[Data]
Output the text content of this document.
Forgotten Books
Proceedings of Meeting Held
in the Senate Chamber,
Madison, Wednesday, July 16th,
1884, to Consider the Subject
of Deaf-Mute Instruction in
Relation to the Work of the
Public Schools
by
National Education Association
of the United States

==

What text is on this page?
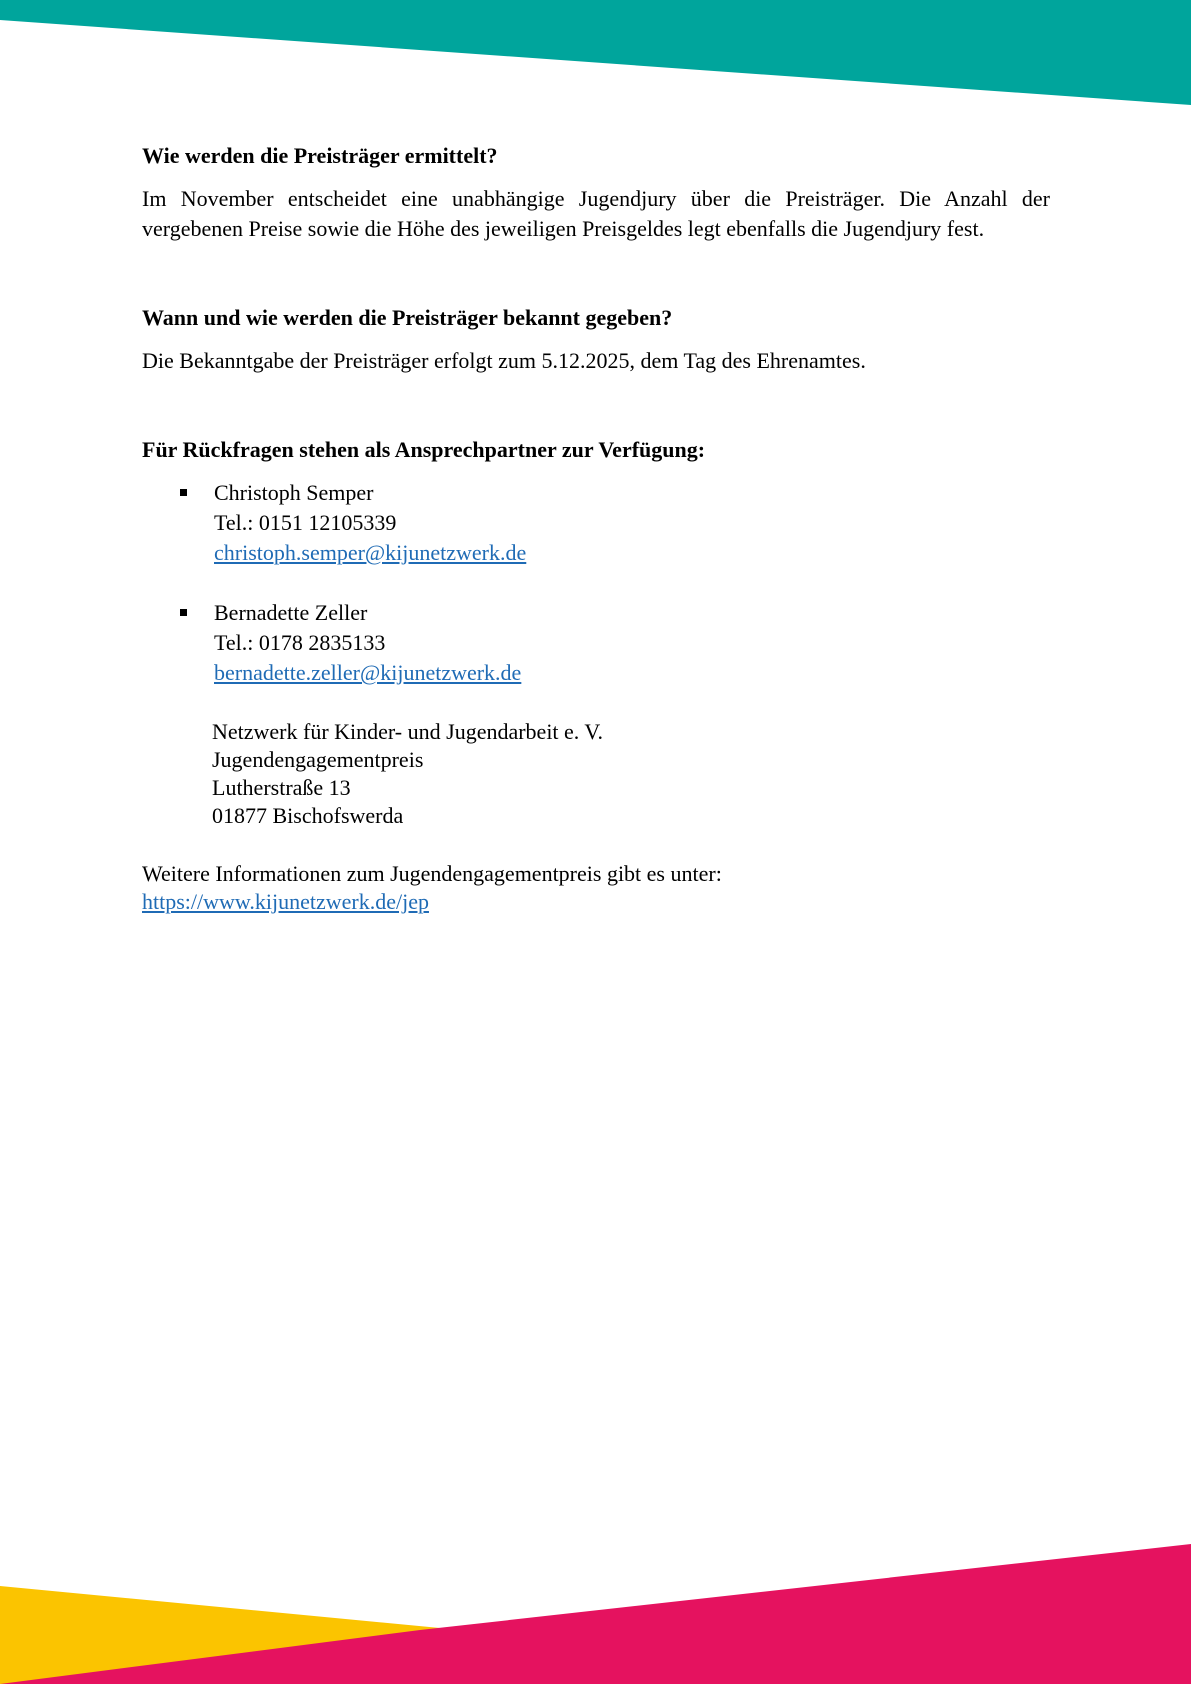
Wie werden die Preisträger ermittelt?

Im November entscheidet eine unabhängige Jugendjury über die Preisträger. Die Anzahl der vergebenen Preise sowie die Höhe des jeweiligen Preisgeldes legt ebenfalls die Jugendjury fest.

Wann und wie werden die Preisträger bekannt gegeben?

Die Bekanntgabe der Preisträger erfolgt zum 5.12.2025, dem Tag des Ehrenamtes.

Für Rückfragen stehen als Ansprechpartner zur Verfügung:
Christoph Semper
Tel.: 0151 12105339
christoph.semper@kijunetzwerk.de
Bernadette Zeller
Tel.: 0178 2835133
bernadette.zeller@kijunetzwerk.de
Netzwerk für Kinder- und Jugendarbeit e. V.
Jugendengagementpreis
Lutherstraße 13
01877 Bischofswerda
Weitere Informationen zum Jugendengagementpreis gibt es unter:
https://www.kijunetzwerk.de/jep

[To do] Considering only the records above, state the number of lines that include the word "Preisträger", with nothing added.

[Result below] 4